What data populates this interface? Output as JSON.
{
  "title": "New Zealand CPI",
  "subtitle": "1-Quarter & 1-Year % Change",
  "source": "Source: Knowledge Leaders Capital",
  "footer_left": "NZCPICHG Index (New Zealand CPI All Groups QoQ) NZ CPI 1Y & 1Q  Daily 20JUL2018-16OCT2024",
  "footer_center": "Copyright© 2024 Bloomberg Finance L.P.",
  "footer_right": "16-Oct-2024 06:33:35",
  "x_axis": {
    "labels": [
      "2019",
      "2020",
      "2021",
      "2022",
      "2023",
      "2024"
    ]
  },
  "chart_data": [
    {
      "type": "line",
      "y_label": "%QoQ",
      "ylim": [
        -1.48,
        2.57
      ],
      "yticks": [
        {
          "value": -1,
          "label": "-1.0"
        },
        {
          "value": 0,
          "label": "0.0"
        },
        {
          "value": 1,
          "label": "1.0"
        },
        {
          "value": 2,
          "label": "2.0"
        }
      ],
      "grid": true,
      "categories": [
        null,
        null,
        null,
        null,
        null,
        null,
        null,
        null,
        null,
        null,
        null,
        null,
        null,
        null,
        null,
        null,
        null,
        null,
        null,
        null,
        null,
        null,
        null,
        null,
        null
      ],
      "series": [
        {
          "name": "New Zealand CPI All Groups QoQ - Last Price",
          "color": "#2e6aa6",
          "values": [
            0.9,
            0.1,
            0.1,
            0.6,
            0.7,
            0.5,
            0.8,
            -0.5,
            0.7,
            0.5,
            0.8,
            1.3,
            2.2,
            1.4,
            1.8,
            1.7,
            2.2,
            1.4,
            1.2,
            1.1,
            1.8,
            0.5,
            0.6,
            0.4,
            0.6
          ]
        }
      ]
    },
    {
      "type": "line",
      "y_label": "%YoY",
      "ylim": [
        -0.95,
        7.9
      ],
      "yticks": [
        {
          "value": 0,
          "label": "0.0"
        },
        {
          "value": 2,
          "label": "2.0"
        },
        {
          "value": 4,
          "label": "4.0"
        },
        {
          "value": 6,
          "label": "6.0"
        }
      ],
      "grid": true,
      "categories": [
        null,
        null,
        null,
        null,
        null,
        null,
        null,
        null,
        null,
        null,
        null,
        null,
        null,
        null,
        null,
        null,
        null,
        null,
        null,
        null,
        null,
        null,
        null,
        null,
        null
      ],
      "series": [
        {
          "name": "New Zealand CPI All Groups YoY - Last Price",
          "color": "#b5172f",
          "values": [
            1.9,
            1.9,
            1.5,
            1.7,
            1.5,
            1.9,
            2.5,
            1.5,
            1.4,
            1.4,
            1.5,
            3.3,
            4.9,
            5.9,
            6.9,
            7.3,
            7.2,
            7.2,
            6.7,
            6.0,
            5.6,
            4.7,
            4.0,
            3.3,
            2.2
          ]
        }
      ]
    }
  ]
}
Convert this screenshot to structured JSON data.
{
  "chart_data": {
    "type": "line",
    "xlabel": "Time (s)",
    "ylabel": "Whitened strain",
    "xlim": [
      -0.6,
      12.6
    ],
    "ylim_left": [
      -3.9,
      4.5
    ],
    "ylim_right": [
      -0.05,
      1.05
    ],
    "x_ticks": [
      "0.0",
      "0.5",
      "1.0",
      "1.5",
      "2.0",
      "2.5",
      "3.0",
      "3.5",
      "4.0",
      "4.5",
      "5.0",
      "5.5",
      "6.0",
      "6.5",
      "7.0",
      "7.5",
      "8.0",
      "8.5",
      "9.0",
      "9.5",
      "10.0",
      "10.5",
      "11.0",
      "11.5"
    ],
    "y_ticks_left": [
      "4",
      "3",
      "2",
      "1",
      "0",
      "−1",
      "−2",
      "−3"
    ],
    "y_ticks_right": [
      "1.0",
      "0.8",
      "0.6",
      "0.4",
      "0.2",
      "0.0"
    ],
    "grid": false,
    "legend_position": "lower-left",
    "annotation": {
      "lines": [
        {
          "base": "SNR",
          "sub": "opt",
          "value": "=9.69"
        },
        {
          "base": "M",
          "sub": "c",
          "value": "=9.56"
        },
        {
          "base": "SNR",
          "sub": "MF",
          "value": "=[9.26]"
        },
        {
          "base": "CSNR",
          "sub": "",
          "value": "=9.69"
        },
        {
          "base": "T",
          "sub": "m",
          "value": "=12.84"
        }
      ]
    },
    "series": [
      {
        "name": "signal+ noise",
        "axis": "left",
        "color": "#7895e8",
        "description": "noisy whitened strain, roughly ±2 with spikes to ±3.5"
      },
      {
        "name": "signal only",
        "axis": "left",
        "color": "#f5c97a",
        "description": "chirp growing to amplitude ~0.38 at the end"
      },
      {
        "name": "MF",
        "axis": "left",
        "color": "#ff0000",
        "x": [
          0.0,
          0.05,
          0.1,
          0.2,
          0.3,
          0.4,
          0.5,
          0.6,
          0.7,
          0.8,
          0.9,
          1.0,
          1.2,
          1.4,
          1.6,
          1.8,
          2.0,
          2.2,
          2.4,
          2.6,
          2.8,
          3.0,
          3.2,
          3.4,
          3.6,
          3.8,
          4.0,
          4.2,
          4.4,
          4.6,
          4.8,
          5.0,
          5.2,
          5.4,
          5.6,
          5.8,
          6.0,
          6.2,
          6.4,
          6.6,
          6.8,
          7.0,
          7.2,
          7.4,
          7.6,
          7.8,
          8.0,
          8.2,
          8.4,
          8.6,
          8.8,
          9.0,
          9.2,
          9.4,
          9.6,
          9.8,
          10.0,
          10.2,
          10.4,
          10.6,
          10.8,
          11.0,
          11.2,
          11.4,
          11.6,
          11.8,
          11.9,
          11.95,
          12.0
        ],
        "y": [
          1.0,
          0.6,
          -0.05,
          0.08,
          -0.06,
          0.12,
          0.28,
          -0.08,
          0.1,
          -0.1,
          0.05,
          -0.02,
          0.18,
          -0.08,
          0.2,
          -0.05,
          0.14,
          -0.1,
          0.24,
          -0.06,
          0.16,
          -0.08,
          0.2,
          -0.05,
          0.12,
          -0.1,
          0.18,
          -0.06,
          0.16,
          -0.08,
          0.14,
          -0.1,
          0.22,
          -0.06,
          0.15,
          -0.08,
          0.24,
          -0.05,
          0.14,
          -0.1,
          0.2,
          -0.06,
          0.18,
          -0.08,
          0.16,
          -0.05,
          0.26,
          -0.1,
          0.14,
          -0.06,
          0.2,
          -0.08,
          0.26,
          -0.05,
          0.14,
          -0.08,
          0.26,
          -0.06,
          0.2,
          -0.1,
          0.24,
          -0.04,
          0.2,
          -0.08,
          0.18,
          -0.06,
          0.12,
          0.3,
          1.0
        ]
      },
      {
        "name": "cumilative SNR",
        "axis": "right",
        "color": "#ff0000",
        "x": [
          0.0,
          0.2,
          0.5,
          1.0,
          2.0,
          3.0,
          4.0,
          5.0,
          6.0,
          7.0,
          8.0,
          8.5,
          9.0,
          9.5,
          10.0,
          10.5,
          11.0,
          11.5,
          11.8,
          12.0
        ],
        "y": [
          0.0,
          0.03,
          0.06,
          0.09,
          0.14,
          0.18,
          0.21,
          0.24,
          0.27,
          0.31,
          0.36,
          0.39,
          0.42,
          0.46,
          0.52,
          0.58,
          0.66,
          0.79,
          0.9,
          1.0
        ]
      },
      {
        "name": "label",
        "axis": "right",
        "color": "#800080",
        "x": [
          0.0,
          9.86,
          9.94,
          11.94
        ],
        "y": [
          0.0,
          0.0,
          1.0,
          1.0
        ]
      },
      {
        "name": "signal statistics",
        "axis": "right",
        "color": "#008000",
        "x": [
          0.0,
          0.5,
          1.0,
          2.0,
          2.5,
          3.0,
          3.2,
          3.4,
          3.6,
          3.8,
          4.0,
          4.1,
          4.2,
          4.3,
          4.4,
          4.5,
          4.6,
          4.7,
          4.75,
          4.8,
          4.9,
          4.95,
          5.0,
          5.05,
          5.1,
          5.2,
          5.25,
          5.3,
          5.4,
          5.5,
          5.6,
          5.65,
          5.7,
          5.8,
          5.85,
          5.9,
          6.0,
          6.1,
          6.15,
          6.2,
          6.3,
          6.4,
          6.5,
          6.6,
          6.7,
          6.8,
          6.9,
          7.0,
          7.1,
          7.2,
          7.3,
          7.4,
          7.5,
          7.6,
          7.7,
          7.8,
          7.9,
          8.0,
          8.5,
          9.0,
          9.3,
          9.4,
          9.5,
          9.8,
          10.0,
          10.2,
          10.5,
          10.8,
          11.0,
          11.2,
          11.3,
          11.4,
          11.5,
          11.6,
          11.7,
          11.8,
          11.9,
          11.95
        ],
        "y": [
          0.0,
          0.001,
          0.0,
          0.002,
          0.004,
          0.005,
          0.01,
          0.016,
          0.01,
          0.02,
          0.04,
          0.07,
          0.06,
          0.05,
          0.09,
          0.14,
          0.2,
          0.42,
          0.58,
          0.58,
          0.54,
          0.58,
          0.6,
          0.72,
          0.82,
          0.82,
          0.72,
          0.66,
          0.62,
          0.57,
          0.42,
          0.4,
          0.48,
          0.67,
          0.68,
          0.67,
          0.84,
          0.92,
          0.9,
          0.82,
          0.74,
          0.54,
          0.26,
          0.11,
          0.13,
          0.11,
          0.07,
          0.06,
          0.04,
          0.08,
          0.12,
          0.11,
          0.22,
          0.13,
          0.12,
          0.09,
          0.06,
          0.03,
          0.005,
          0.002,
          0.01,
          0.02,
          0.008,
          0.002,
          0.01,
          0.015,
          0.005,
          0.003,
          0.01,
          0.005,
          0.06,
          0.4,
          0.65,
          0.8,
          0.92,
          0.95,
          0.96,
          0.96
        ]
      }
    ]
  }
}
++++
How many lines of these entries contain the string "strain"? Reply with the number alone.

Final result: 2